---- DATA SHOWN

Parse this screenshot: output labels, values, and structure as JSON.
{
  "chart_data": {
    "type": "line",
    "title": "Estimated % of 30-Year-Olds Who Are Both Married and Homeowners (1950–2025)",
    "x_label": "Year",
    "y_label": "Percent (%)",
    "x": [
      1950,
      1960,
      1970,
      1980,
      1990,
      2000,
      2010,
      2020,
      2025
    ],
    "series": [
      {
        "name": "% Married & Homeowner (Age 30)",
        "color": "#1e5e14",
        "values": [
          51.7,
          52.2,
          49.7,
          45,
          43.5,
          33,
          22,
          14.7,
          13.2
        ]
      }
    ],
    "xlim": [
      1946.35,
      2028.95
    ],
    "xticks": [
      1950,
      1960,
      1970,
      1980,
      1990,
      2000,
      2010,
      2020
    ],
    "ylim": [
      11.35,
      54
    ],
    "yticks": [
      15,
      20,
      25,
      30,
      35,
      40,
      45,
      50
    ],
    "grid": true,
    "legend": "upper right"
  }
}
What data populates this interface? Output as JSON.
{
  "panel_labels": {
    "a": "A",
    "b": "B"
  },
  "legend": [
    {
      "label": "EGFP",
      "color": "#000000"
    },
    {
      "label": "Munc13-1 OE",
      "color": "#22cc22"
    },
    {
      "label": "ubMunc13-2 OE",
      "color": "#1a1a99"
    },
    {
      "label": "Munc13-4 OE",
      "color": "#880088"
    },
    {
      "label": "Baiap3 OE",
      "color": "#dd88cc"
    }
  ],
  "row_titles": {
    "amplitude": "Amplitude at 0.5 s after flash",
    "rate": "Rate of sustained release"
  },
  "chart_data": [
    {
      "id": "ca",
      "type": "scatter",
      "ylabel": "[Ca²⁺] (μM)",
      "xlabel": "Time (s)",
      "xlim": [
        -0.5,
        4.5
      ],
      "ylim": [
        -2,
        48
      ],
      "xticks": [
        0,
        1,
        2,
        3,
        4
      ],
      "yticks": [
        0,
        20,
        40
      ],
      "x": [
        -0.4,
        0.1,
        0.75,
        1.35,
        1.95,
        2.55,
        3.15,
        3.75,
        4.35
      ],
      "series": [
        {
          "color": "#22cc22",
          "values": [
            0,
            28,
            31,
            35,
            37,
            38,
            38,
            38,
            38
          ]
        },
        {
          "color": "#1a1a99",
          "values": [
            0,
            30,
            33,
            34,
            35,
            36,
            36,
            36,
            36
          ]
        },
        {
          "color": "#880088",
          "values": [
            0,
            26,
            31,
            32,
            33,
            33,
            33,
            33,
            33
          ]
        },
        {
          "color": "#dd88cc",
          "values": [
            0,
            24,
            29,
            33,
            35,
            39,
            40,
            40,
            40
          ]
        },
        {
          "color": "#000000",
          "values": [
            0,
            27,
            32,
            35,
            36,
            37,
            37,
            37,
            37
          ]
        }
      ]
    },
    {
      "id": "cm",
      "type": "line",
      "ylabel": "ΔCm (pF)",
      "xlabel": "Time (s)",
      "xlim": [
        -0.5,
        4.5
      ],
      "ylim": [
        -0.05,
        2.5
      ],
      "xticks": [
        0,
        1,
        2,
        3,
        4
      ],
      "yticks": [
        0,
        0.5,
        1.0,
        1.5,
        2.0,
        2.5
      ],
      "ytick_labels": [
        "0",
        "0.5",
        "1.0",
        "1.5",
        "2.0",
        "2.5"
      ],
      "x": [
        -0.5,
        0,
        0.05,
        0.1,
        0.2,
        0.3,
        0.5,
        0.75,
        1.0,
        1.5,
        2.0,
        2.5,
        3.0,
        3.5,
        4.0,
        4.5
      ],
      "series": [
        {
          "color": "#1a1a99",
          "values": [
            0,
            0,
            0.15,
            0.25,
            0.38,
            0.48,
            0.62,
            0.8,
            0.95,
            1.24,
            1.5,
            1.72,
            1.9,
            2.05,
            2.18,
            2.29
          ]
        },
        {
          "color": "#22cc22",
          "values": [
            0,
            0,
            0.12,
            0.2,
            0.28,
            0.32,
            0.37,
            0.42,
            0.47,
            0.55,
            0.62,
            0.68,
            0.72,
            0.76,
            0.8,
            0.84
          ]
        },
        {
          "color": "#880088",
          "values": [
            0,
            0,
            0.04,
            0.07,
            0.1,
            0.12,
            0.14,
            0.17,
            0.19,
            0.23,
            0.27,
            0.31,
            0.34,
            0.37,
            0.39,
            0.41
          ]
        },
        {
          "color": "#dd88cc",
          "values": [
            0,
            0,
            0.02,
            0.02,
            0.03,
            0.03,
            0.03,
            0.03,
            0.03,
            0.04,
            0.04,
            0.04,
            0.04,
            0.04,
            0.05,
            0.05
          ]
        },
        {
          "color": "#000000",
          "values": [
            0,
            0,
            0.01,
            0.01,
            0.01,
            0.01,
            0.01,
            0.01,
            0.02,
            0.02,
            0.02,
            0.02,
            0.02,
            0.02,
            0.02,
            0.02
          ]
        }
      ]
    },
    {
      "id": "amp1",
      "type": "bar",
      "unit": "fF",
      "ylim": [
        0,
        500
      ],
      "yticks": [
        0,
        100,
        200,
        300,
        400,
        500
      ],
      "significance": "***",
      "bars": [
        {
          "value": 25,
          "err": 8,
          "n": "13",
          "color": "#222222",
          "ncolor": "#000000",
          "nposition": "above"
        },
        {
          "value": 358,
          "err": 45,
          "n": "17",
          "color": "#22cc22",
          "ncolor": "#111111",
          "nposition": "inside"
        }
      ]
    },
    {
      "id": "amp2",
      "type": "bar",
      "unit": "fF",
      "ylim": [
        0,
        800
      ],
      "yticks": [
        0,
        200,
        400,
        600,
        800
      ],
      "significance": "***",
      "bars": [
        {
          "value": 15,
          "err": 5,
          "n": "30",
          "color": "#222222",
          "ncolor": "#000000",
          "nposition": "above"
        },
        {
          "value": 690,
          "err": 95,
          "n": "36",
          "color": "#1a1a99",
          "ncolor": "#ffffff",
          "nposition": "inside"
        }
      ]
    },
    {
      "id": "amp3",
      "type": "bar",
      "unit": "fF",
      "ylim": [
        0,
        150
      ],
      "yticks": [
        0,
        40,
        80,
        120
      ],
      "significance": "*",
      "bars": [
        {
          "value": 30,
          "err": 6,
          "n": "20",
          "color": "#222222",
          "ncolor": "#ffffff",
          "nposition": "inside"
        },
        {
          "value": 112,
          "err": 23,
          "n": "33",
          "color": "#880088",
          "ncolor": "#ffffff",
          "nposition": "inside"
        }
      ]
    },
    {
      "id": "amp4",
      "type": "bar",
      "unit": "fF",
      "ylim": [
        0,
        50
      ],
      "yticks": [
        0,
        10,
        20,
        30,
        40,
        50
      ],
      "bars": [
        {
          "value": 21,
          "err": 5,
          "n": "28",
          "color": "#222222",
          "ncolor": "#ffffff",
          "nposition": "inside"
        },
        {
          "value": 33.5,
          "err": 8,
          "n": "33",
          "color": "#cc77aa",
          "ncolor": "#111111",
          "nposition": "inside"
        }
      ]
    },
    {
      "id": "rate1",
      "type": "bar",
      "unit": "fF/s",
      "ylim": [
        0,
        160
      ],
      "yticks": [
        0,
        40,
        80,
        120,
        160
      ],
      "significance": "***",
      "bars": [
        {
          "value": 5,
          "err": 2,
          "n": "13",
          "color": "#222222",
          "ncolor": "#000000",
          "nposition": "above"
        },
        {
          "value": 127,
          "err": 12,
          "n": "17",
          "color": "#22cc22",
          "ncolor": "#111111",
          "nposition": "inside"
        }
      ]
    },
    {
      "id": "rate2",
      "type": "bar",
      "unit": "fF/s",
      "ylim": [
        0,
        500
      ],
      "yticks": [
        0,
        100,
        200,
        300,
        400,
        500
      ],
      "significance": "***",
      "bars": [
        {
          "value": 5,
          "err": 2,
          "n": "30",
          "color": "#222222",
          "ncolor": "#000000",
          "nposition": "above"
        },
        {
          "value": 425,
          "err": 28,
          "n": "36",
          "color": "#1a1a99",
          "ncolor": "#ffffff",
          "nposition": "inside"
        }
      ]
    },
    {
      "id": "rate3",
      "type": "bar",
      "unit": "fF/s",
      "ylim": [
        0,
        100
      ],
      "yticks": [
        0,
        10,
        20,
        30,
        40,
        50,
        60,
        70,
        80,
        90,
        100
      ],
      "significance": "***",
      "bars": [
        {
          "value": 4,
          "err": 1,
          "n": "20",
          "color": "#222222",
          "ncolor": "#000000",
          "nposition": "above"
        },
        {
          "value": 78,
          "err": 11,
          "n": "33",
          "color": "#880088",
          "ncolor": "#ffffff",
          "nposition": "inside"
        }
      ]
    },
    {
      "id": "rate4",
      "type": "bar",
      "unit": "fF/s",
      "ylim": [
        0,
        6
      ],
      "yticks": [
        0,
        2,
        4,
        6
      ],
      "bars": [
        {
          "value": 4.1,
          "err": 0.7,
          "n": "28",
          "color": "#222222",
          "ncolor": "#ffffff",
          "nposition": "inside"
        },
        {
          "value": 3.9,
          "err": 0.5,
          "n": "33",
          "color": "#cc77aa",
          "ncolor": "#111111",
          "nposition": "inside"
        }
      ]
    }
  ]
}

--------

▶ _BRIEF_: Scan the records for the string "Year". Copy each line in which it appears.

▶ _SOLUTION TO THE EXERCISE_:
    "title": "Estimated % of 30-Year-Olds Who Are Both Married and Homeowners (1950–2025)",
    "x_label": "Year",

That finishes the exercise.